Set task: Copy out each line of the data that holds the word "image".
-=-=-
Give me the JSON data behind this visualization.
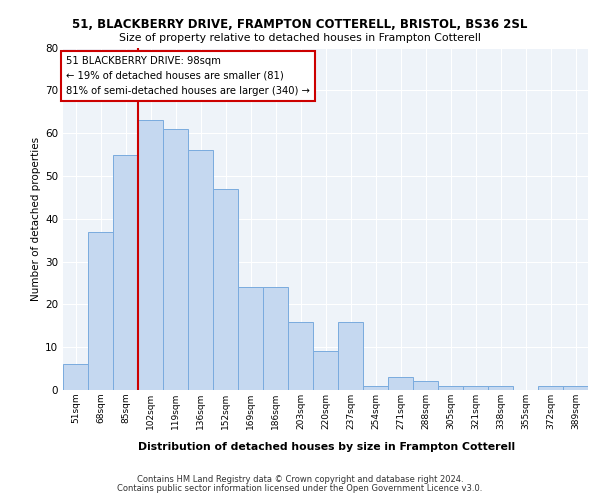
{
  "title1": "51, BLACKBERRY DRIVE, FRAMPTON COTTERELL, BRISTOL, BS36 2SL",
  "title2": "Size of property relative to detached houses in Frampton Cotterell",
  "xlabel": "Distribution of detached houses by size in Frampton Cotterell",
  "ylabel": "Number of detached properties",
  "footer1": "Contains HM Land Registry data © Crown copyright and database right 2024.",
  "footer2": "Contains public sector information licensed under the Open Government Licence v3.0.",
  "categories": [
    "51sqm",
    "68sqm",
    "85sqm",
    "102sqm",
    "119sqm",
    "136sqm",
    "152sqm",
    "169sqm",
    "186sqm",
    "203sqm",
    "220sqm",
    "237sqm",
    "254sqm",
    "271sqm",
    "288sqm",
    "305sqm",
    "321sqm",
    "338sqm",
    "355sqm",
    "372sqm",
    "389sqm"
  ],
  "values": [
    6,
    37,
    55,
    63,
    61,
    56,
    47,
    24,
    24,
    16,
    9,
    16,
    1,
    3,
    2,
    1,
    1,
    1,
    0,
    1,
    1
  ],
  "bar_color": "#c5d8f0",
  "bar_edge_color": "#7aabde",
  "vline_x": 2.5,
  "vline_color": "#cc0000",
  "ylim": [
    0,
    80
  ],
  "yticks": [
    0,
    10,
    20,
    30,
    40,
    50,
    60,
    70,
    80
  ],
  "annotation_text": "51 BLACKBERRY DRIVE: 98sqm\n← 19% of detached houses are smaller (81)\n81% of semi-detached houses are larger (340) →",
  "annotation_box_color": "#cc0000",
  "bg_color": "#eef3f9",
  "grid_color": "#ffffff"
}
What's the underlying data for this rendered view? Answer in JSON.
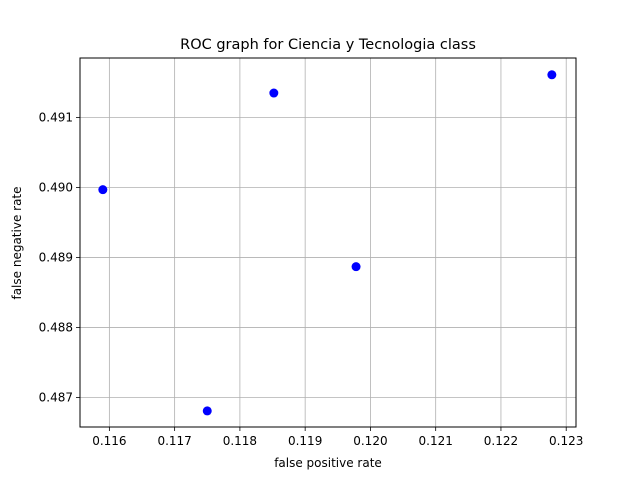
{
  "chart_data": {
    "type": "scatter",
    "title": "ROC graph for Ciencia y Tecnologia class",
    "xlabel": "false positive rate",
    "ylabel": "false negative rate",
    "xlim": [
      0.11555,
      0.12315
    ],
    "ylim": [
      0.48658,
      0.49185
    ],
    "xticks": [
      "0.116",
      "0.117",
      "0.118",
      "0.119",
      "0.120",
      "0.121",
      "0.122",
      "0.123"
    ],
    "yticks": [
      "0.487",
      "0.488",
      "0.489",
      "0.490",
      "0.491"
    ],
    "grid": true,
    "marker_color": "#0000ff",
    "points": [
      {
        "x": 0.1159,
        "y": 0.48997
      },
      {
        "x": 0.1175,
        "y": 0.48681
      },
      {
        "x": 0.11852,
        "y": 0.49135
      },
      {
        "x": 0.11978,
        "y": 0.48887
      },
      {
        "x": 0.12278,
        "y": 0.49161
      }
    ]
  }
}
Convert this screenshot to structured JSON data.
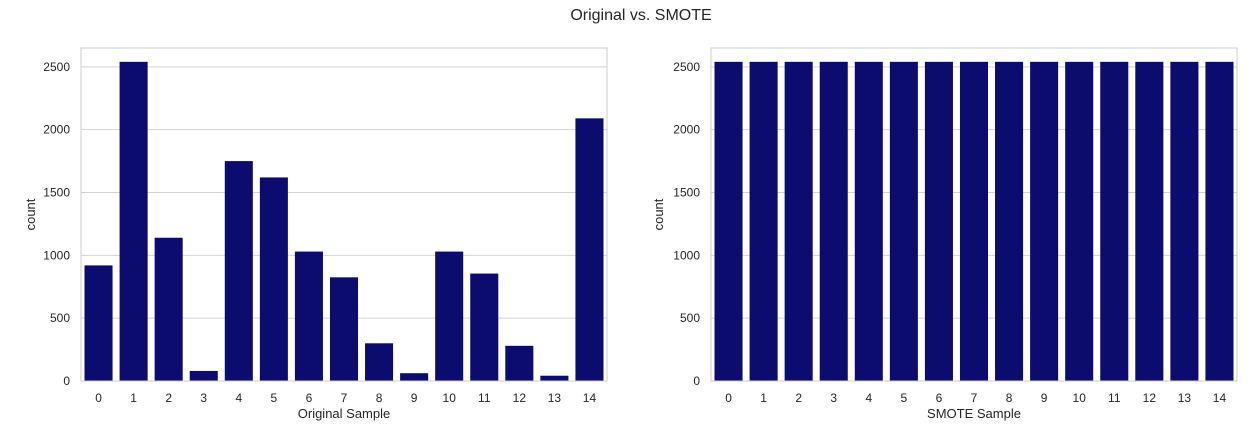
{
  "figure": {
    "title": "Original vs. SMOTE"
  },
  "chart_data": [
    {
      "type": "bar",
      "categories": [
        "0",
        "1",
        "2",
        "3",
        "4",
        "5",
        "6",
        "7",
        "8",
        "9",
        "10",
        "11",
        "12",
        "13",
        "14"
      ],
      "values": [
        920,
        2540,
        1140,
        80,
        1750,
        1620,
        1030,
        825,
        300,
        62,
        1030,
        855,
        280,
        42,
        2090
      ],
      "title": "",
      "xlabel": "Original Sample",
      "ylabel": "count",
      "ylim": [
        0,
        2650
      ],
      "yticks": [
        0,
        500,
        1000,
        1500,
        2000,
        2500
      ],
      "grid": "y",
      "legend": "none",
      "color": "#0c0c6f",
      "grid_color": "#d3d3d3",
      "spine_color": "#cccccc"
    },
    {
      "type": "bar",
      "categories": [
        "0",
        "1",
        "2",
        "3",
        "4",
        "5",
        "6",
        "7",
        "8",
        "9",
        "10",
        "11",
        "12",
        "13",
        "14"
      ],
      "values": [
        2540,
        2540,
        2540,
        2540,
        2540,
        2540,
        2540,
        2540,
        2540,
        2540,
        2540,
        2540,
        2540,
        2540,
        2540
      ],
      "title": "",
      "xlabel": "SMOTE Sample",
      "ylabel": "count",
      "ylim": [
        0,
        2650
      ],
      "yticks": [
        0,
        500,
        1000,
        1500,
        2000,
        2500
      ],
      "grid": "y",
      "legend": "none",
      "color": "#0c0c6f",
      "grid_color": "#d3d3d3",
      "spine_color": "#cccccc"
    }
  ]
}
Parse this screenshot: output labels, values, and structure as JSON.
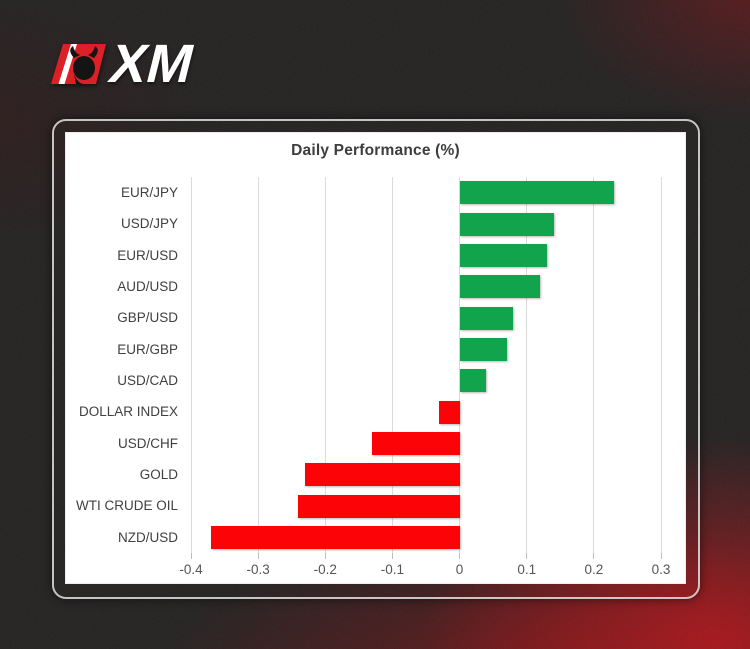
{
  "logo": {
    "brand": "XM",
    "emblem_color": "#dd2027",
    "bull_color": "#141414",
    "slash_color": "#ffffff",
    "text_color": "#ffffff"
  },
  "card": {
    "frame_border_color": "#e1e1e1",
    "panel_color": "#ffffff"
  },
  "chart_data": {
    "type": "bar",
    "orientation": "horizontal",
    "title": "Daily Performance (%)",
    "categories": [
      "EUR/JPY",
      "USD/JPY",
      "EUR/USD",
      "AUD/USD",
      "GBP/USD",
      "EUR/GBP",
      "USD/CAD",
      "DOLLAR INDEX",
      "USD/CHF",
      "GOLD",
      "WTI CRUDE OIL",
      "NZD/USD"
    ],
    "values": [
      0.23,
      0.14,
      0.13,
      0.12,
      0.08,
      0.07,
      0.04,
      -0.03,
      -0.13,
      -0.23,
      -0.24,
      -0.37
    ],
    "xlabel": "",
    "ylabel": "",
    "xlim": [
      -0.4,
      0.3
    ],
    "xtick_values": [
      -0.4,
      -0.3,
      -0.2,
      -0.1,
      0,
      0.1,
      0.2,
      0.3
    ],
    "xtick_labels": [
      "-0.4",
      "-0.3",
      "-0.2",
      "-0.1",
      "0",
      "0.1",
      "0.2",
      "0.3"
    ],
    "grid": true,
    "legend": false,
    "positive_color": "#11a44c",
    "negative_color": "#fb0307",
    "gridline_color": "#dadada",
    "title_color": "#3d3d3d",
    "label_color": "#404040",
    "tick_color": "#555555"
  }
}
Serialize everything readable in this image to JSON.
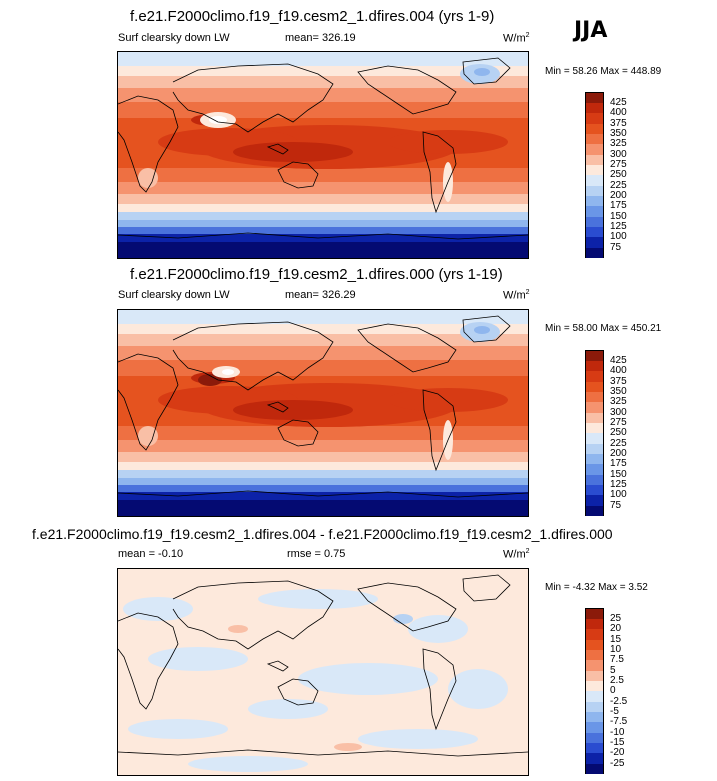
{
  "season": "JJA",
  "chart_data": [
    {
      "type": "heatmap",
      "title": "f.e21.F2000climo.f19_f19.cesm2_1.dfires.004 (yrs 1-9)",
      "variable": "Surf clearsky down LW",
      "mean_label": "mean= 326.19",
      "units": "W/m",
      "units_exp": "2",
      "min_max": "Min =  58.26 Max = 448.89",
      "levels": [
        "425",
        "400",
        "375",
        "350",
        "325",
        "300",
        "275",
        "250",
        "225",
        "200",
        "175",
        "150",
        "125",
        "100",
        "75"
      ],
      "colors": [
        "#8b1a0a",
        "#c0280c",
        "#d73b14",
        "#e5531f",
        "#ee7042",
        "#f5936f",
        "#f9bfa6",
        "#fde9dc",
        "#d9e8f8",
        "#b7d2f3",
        "#8fb6ee",
        "#6a96e7",
        "#4a72dc",
        "#2a4cd0",
        "#0c22a8",
        "#040a72"
      ]
    },
    {
      "type": "heatmap",
      "title": "f.e21.F2000climo.f19_f19.cesm2_1.dfires.000 (yrs 1-19)",
      "variable": "Surf clearsky down LW",
      "mean_label": "mean= 326.29",
      "units": "W/m",
      "units_exp": "2",
      "min_max": "Min =  58.00 Max = 450.21",
      "levels": [
        "425",
        "400",
        "375",
        "350",
        "325",
        "300",
        "275",
        "250",
        "225",
        "200",
        "175",
        "150",
        "125",
        "100",
        "75"
      ],
      "colors": [
        "#8b1a0a",
        "#c0280c",
        "#d73b14",
        "#e5531f",
        "#ee7042",
        "#f5936f",
        "#f9bfa6",
        "#fde9dc",
        "#d9e8f8",
        "#b7d2f3",
        "#8fb6ee",
        "#6a96e7",
        "#4a72dc",
        "#2a4cd0",
        "#0c22a8",
        "#040a72"
      ]
    },
    {
      "type": "heatmap",
      "title": "f.e21.F2000climo.f19_f19.cesm2_1.dfires.004 - f.e21.F2000climo.f19_f19.cesm2_1.dfires.000",
      "mean_label": "mean =  -0.10",
      "rmse_label": "rmse =   0.75",
      "units": "W/m",
      "units_exp": "2",
      "min_max": "Min = -4.32 Max =   3.52",
      "levels": [
        "25",
        "20",
        "15",
        "10",
        "7.5",
        "5",
        "2.5",
        "0",
        "-2.5",
        "-5",
        "-7.5",
        "-10",
        "-15",
        "-20",
        "-25"
      ],
      "colors": [
        "#8b1a0a",
        "#c0280c",
        "#d73b14",
        "#e5531f",
        "#ee7042",
        "#f5936f",
        "#f9bfa6",
        "#fde9dc",
        "#d9e8f8",
        "#b7d2f3",
        "#8fb6ee",
        "#6a96e7",
        "#4a72dc",
        "#2a4cd0",
        "#0c22a8",
        "#040a72"
      ]
    }
  ]
}
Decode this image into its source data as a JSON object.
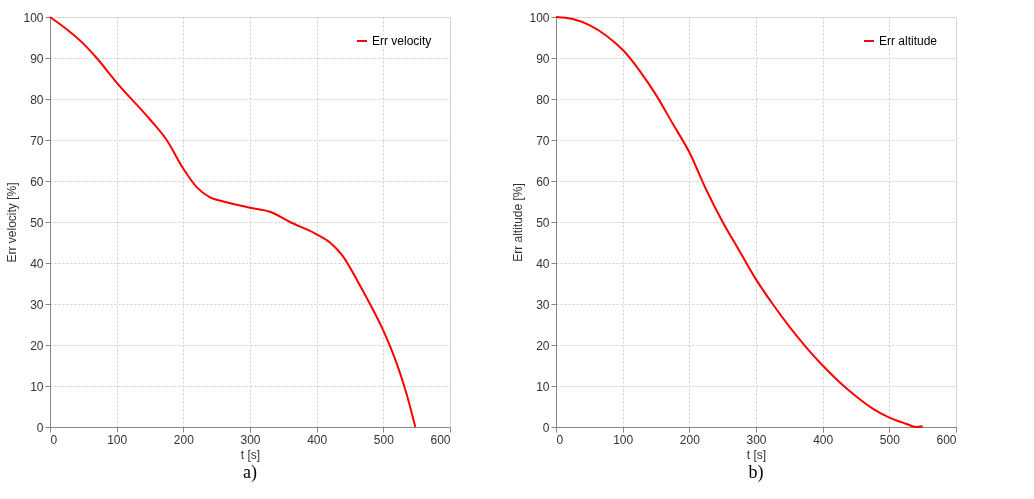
{
  "chart_data": [
    {
      "type": "line",
      "xlabel": "t [s]",
      "ylabel": "Err velocity [%]",
      "annotations": [
        "a)"
      ],
      "legend": "top right",
      "grid": true,
      "xlim": [
        0,
        600
      ],
      "xticks": [
        0,
        100,
        200,
        300,
        400,
        500,
        600
      ],
      "ylim": [
        0,
        100
      ],
      "yticks": [
        0,
        10,
        20,
        30,
        40,
        50,
        60,
        70,
        80,
        90,
        100
      ],
      "series": [
        {
          "name": "Err velocity",
          "color": "#ff0000",
          "x": [
            0,
            25,
            50,
            70,
            100,
            150,
            175,
            200,
            220,
            240,
            260,
            300,
            330,
            360,
            400,
            420,
            440,
            460,
            480,
            500,
            520,
            535,
            548
          ],
          "values": [
            100,
            97,
            93.5,
            90,
            84,
            75,
            70,
            63,
            58.5,
            56,
            55,
            53.5,
            52.5,
            50,
            47,
            45,
            41.5,
            36,
            30,
            23.5,
            15.5,
            8,
            0
          ]
        }
      ]
    },
    {
      "type": "line",
      "xlabel": "t [s]",
      "ylabel": "Err altitude [%]",
      "annotations": [
        "b)"
      ],
      "legend": "top right",
      "grid": true,
      "xlim": [
        0,
        600
      ],
      "xticks": [
        0,
        100,
        200,
        300,
        400,
        500,
        600
      ],
      "ylim": [
        0,
        100
      ],
      "yticks": [
        0,
        10,
        20,
        30,
        40,
        50,
        60,
        70,
        80,
        90,
        100
      ],
      "series": [
        {
          "name": "Err altitude",
          "color": "#ff0000",
          "x": [
            0,
            25,
            50,
            75,
            100,
            125,
            150,
            175,
            200,
            225,
            250,
            275,
            300,
            325,
            350,
            375,
            400,
            425,
            450,
            475,
            500,
            525,
            540,
            550
          ],
          "values": [
            100,
            99.5,
            98,
            95.5,
            92,
            87,
            81,
            74,
            67,
            58,
            50,
            43,
            36,
            30,
            24.5,
            19.5,
            15,
            11,
            7.5,
            4.5,
            2.3,
            0.8,
            0,
            0.2
          ]
        }
      ]
    }
  ]
}
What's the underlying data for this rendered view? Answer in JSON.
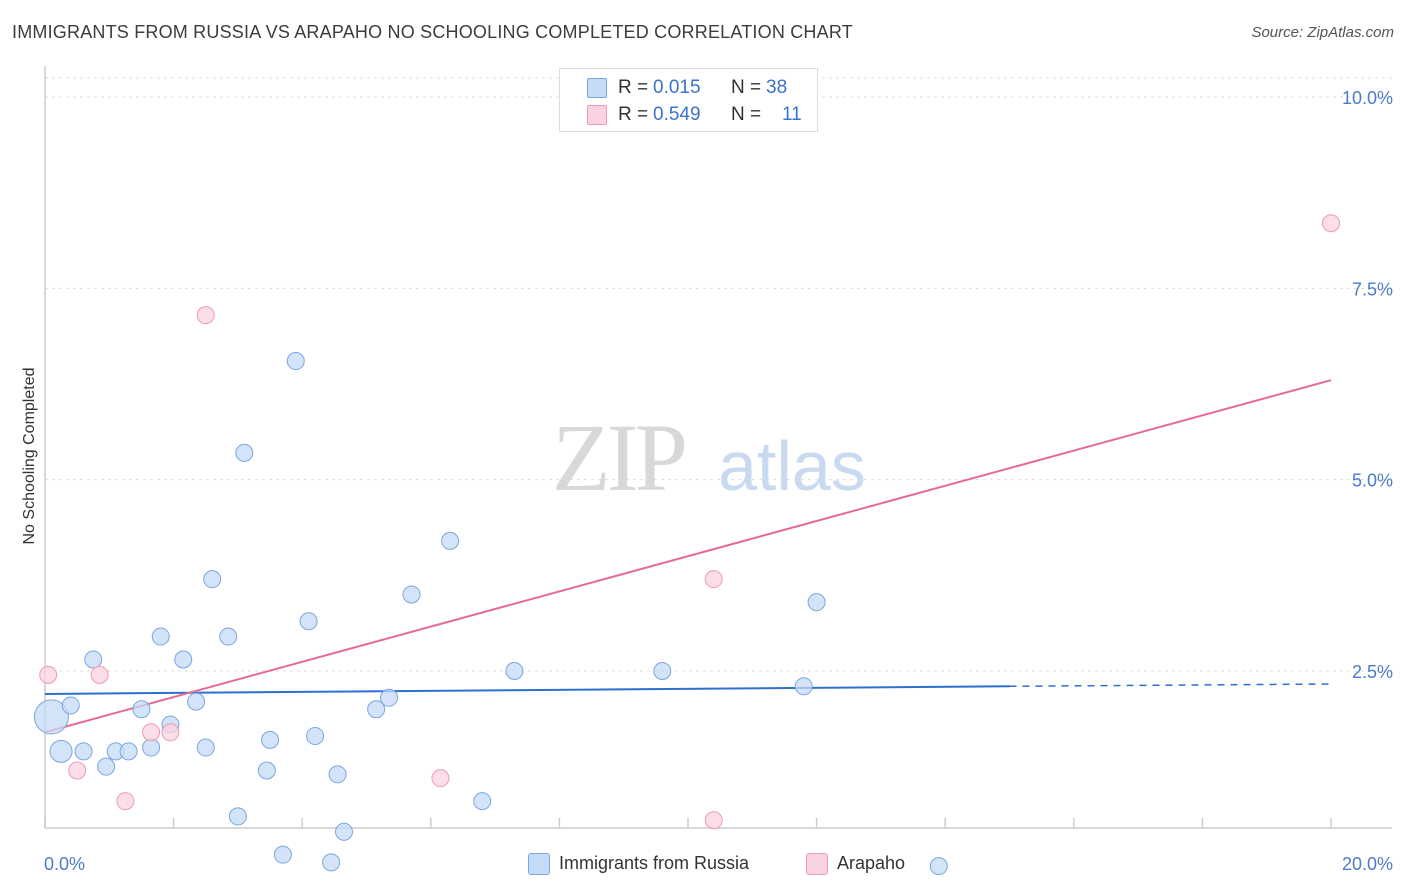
-=-=-
Result of this exercise:
Serialize everything readable in this image to JSON.
Decode this image into its source data as a JSON object.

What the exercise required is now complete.